## STATED GOAL
Locate every line below that contains the word "staplarna" and copy it.

## GIVEN DATA
** Begin **

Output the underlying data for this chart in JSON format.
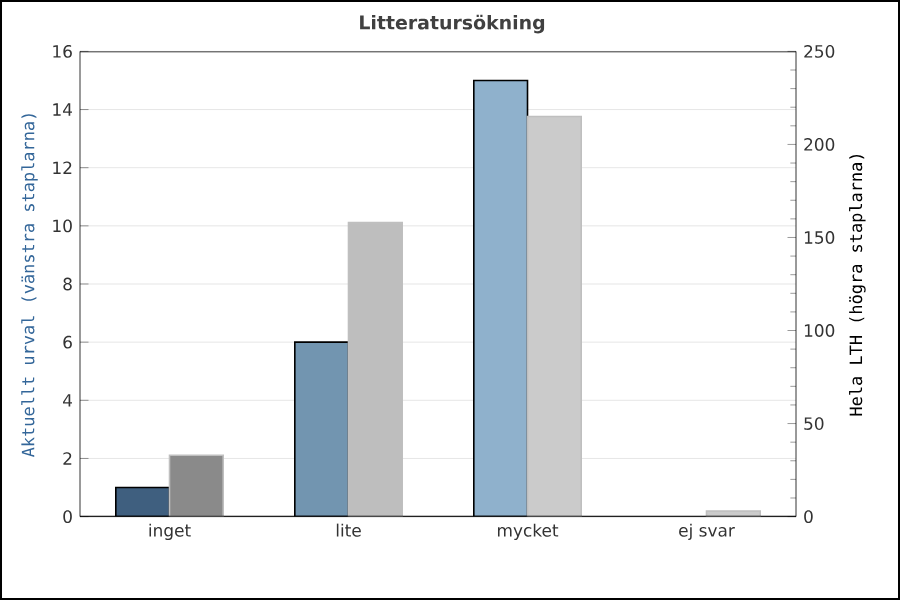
{
  "chart_data": {
    "type": "bar",
    "title": "Litteratursökning",
    "categories": [
      "inget",
      "lite",
      "mycket",
      "ej svar"
    ],
    "ylabel": "Aktuellt urval (vänstra staplarna)",
    "y2label": "Hela LTH (högra staplarna)",
    "series": [
      {
        "colors": [
          "#3f5f7f",
          "#7295b0",
          "#8fb1cc",
          "#8fb1cc"
        ],
        "values": [
          1,
          6,
          15,
          null
        ]
      },
      {
        "axis": "y2",
        "colors": [
          "#8a8a8a",
          "#bebebe",
          "#cbcbcb",
          "#cbcbcb"
        ],
        "values": [
          33,
          158,
          215,
          3
        ]
      }
    ],
    "ylim": [
      0,
      16
    ],
    "yticks": [
      0,
      2,
      4,
      6,
      8,
      10,
      12,
      14,
      16
    ],
    "y2lim": [
      0,
      250
    ],
    "y2ticks": [
      0,
      50,
      100,
      150,
      200,
      250
    ],
    "grid": "y"
  }
}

** End **

## SOLUTION
    "ylabel": "Aktuellt urval (vänstra staplarna)",
    "y2label": "Hela LTH (högra staplarna)",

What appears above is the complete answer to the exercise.